- [Stated problem]
Tally every line of the listing where the string "электронного" is found, and state the total alone.

Records
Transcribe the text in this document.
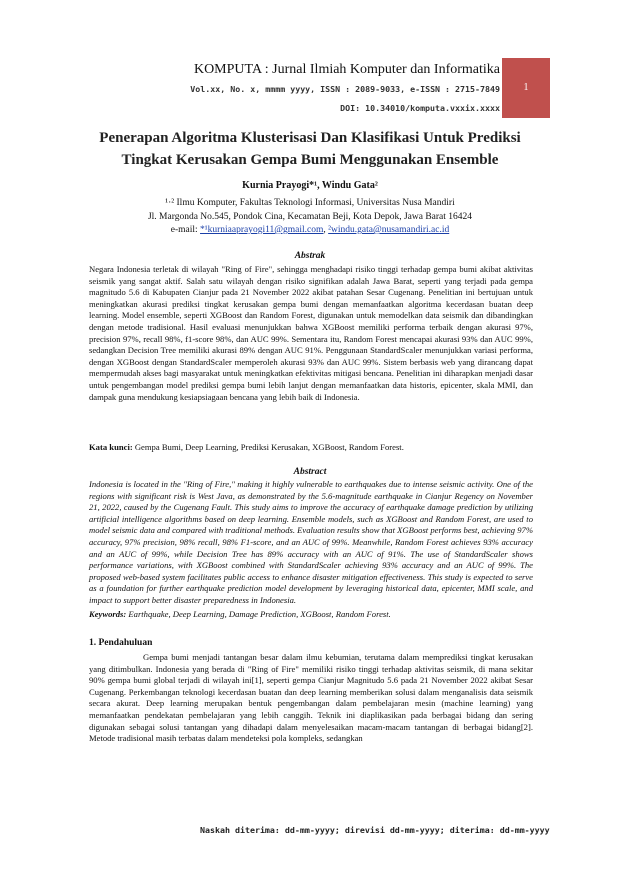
KOMPUTA : Jurnal Ilmiah Komputer dan Informatika
Vol.xx, No. x, mmmm yyyy, ISSN : 2089-9033, e-ISSN : 2715-7849
DOI: 10.34010/komputa.vxxix.xxxx
1
Penerapan Algoritma Klusterisasi Dan Klasifikasi Untuk Prediksi
Tingkat Kerusakan Gempa Bumi Menggunakan Ensemble
Kurnia Prayogi*¹, Windu Gata²
¹·² Ilmu Komputer, Fakultas Teknologi Informasi, Universitas Nusa Mandiri
Jl. Margonda No.545, Pondok Cina, Kecamatan Beji, Kota Depok, Jawa Barat 16424
e-mail: *¹kurniaaprayogi11@gmail.com, ²windu.gata@nusamandiri.ac.id
Abstrak

Negara Indonesia terletak di wilayah "Ring of Fire", sehingga menghadapi risiko tinggi terhadap gempa bumi akibat aktivitas seismik yang sangat aktif. Salah satu wilayah dengan risiko signifikan adalah Jawa Barat, seperti yang terjadi pada gempa magnitudo 5.6 di Kabupaten Cianjur pada 21 November 2022 akibat patahan Sesar Cugenang. Penelitian ini bertujuan untuk meningkatkan akurasi prediksi tingkat kerusakan gempa bumi dengan memanfaatkan algoritma kecerdasan buatan deep learning. Model ensemble, seperti XGBoost dan Random Forest, digunakan untuk memodelkan data seismik dan dibandingkan dengan metode tradisional. Hasil evaluasi menunjukkan bahwa XGBoost memiliki performa terbaik dengan akurasi 97%, precision 97%, recall 98%, f1-score 98%, dan AUC 99%. Sementara itu, Random Forest mencapai akurasi 93% dan AUC 99%, sedangkan Decision Tree memiliki akurasi 89% dengan AUC 91%. Penggunaan StandardScaler menunjukkan variasi performa, dengan XGBoost dengan StandardScaler memperoleh akurasi 93% dan AUC 99%. Sistem berbasis web yang dirancang dapat mempermudah akses bagi masyarakat untuk meningkatkan efektivitas mitigasi bencana. Penelitian ini diharapkan menjadi dasar untuk pengembangan model prediksi gempa bumi lebih lanjut dengan memanfaatkan data historis, epicenter, skala MMI, dan dampak guna mendukung kesiapsiagaan bencana yang lebih baik di Indonesia.

Kata kunci: Gempa Bumi, Deep Learning, Prediksi Kerusakan, XGBoost, Random Forest.
Abstract

Indonesia is located in the "Ring of Fire," making it highly vulnerable to earthquakes due to intense seismic activity. One of the regions with significant risk is West Java, as demonstrated by the 5.6-magnitude earthquake in Cianjur Regency on November 21, 2022, caused by the Cugenang Fault. This study aims to improve the accuracy of earthquake damage prediction by utilizing artificial intelligence algorithms based on deep learning. Ensemble models, such as XGBoost and Random Forest, are used to model seismic data and compared with traditional methods. Evaluation results show that XGBoost performs best, achieving 97% accuracy, 97% precision, 98% recall, 98% F1-score, and an AUC of 99%. Meanwhile, Random Forest achieves 93% accuracy and an AUC of 99%, while Decision Tree has 89% accuracy with an AUC of 91%. The use of StandardScaler shows performance variations, with XGBoost combined with StandardScaler achieving 93% accuracy and an AUC of 99%. The proposed web-based system facilitates public access to enhance disaster mitigation effectiveness. This study is expected to serve as a foundation for further earthquake prediction model development by leveraging historical data, epicenter, MMI scale, and impact to support better disaster preparedness in Indonesia.

Keywords: Earthquake, Deep Learning, Damage Prediction, XGBoost, Random Forest.
1. Pendahuluan

Gempa bumi menjadi tantangan besar dalam ilmu kebumian, terutama dalam memprediksi tingkat kerusakan yang ditimbulkan. Indonesia yang berada di "Ring of Fire" memiliki risiko tinggi terhadap aktivitas seismik, di mana sekitar 90% gempa bumi global terjadi di wilayah ini[1], seperti gempa Cianjur Magnitudo 5.6 pada 21 November 2022 akibat Sesar Cugenang. Perkembangan teknologi kecerdasan buatan dan deep learning memberikan solusi dalam menganalisis data seismik secara akurat. Deep learning merupakan bentuk pengembangan dalam pembelajaran mesin (machine learning) yang memanfaatkan pendekatan pembelajaran yang lebih canggih. Teknik ini diaplikasikan pada berbagai bidang dan sering digunakan sebagai solusi tantangan yang dihadapi dalam menyelesaikan macam-macam tantangan di berbagai bidang[2]. Metode tradisional masih terbatas dalam mendeteksi pola kompleks, sedangkan

Naskah diterima: dd-mm-yyyy; direvisi dd-mm-yyyy; diterima: dd-mm-yyyy
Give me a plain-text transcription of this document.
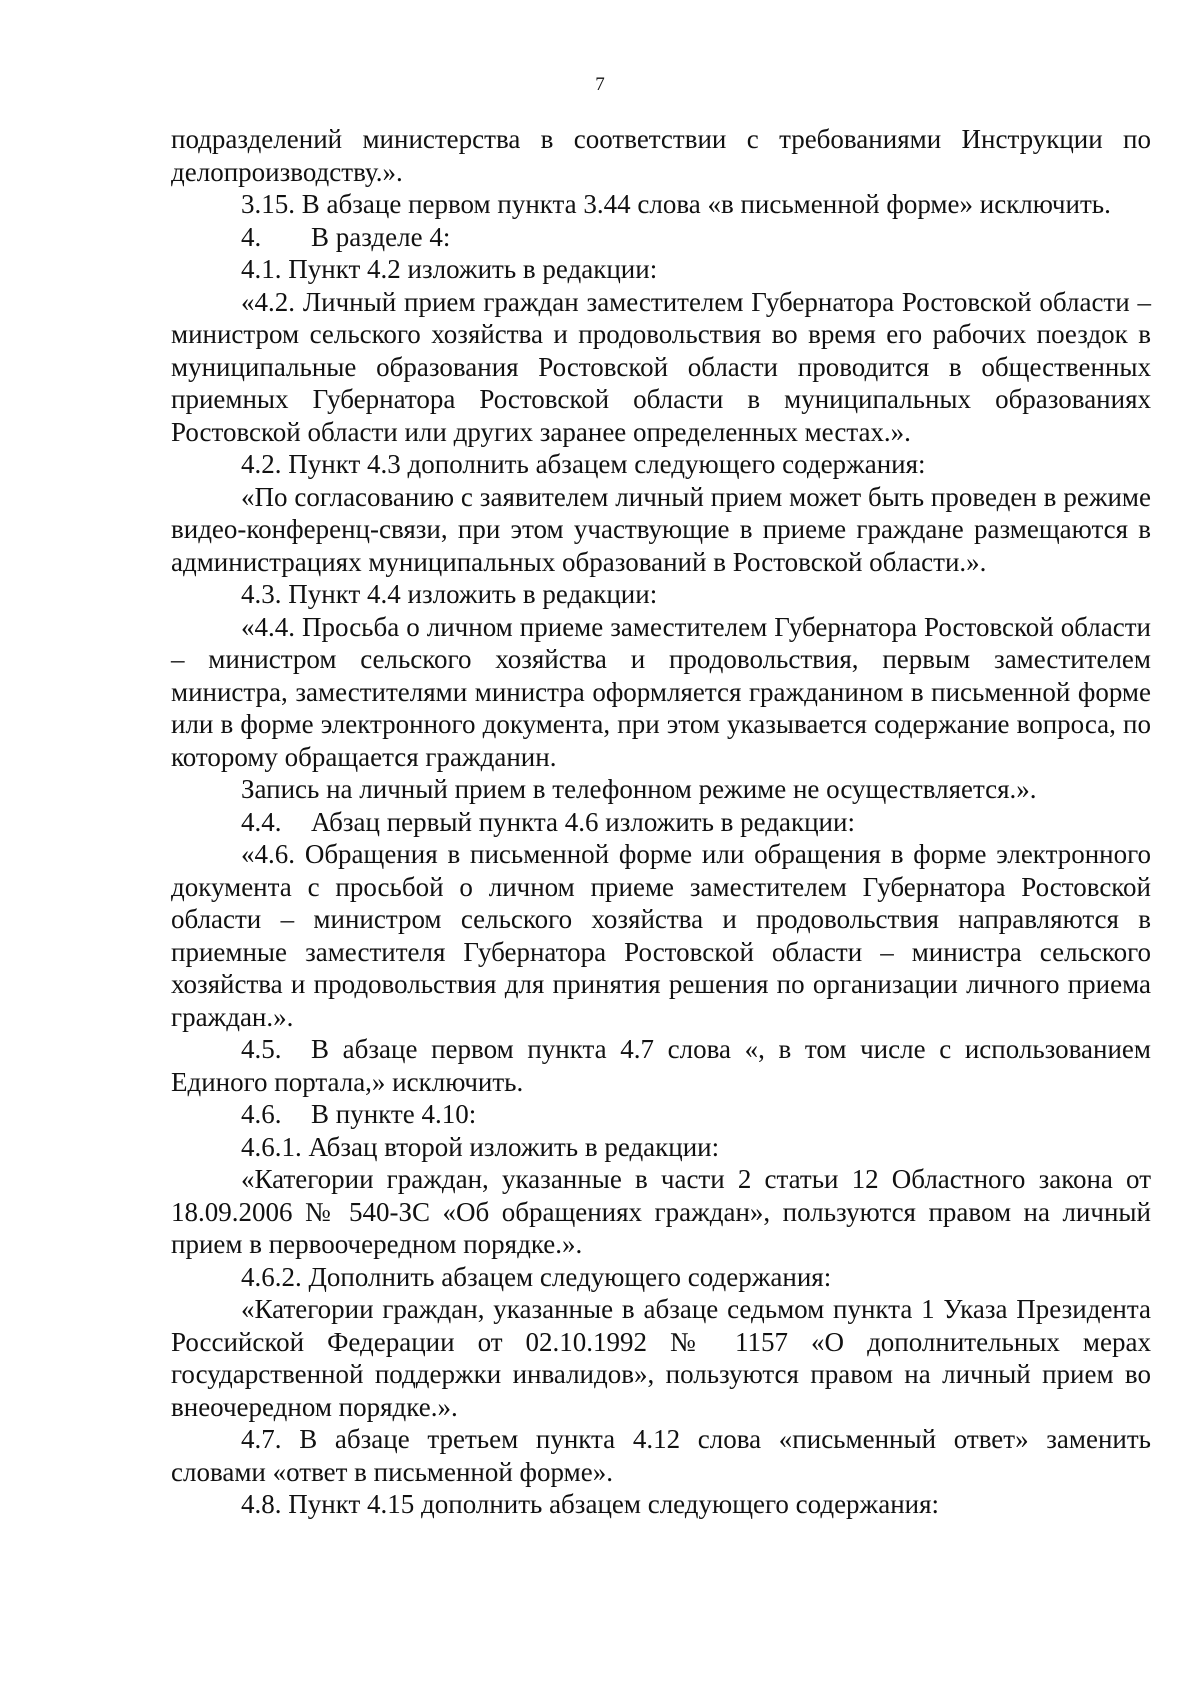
7

подразделений министерства в соответствии с требованиями Инструкции по делопроизводству.».

3.15. В абзаце первом пункта 3.44 слова «в письменной форме» исключить.

4. В разделе 4:

4.1. Пункт 4.2 изложить в редакции:

«4.2. Личный прием граждан заместителем Губернатора Ростовской области – министром сельского хозяйства и продовольствия во время его рабочих поездок в муниципальные образования Ростовской области проводится в общественных приемных Губернатора Ростовской области в муниципальных образованиях Ростовской области или других заранее определенных местах.».

4.2. Пункт 4.3 дополнить абзацем следующего содержания:

«По согласованию с заявителем личный прием может быть проведен в режиме видео-конференц-связи, при этом участвующие в приеме граждане размещаются в администрациях муниципальных образований в Ростовской области.».

4.3. Пункт 4.4 изложить в редакции:

«4.4. Просьба о личном приеме заместителем Губернатора Ростовской области – министром сельского хозяйства и продовольствия, первым заместителем министра, заместителями министра оформляется гражданином в письменной форме или в форме электронного документа, при этом указывается содержание вопроса, по которому обращается гражданин.

Запись на личный прием в телефонном режиме не осуществляется.».

4.4. Абзац первый пункта 4.6 изложить в редакции:

«4.6. Обращения в письменной форме или обращения в форме электронного документа с просьбой о личном приеме заместителем Губернатора Ростовской области – министром сельского хозяйства и продовольствия направляются в приемные заместителя Губернатора Ростовской области – министра сельского хозяйства и продовольствия для принятия решения по организации личного приема граждан.».

4.5. В абзаце первом пункта 4.7 слова «, в том числе с использованием Единого портала,» исключить.

4.6. В пункте 4.10:

4.6.1. Абзац второй изложить в редакции:

«Категории граждан, указанные в части 2 статьи 12 Областного закона от 18.09.2006 № 540-ЗС «Об обращениях граждан», пользуются правом на личный прием в первоочередном порядке.».

4.6.2. Дополнить абзацем следующего содержания:

«Категории граждан, указанные в абзаце седьмом пункта 1 Указа Президента Российской Федерации от 02.10.1992 № 1157 «О дополнительных мерах государственной поддержки инвалидов», пользуются правом на личный прием во внеочередном порядке.».

4.7. В абзаце третьем пункта 4.12 слова «письменный ответ» заменить словами «ответ в письменной форме».

4.8. Пункт 4.15 дополнить абзацем следующего содержания:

- [Result]
2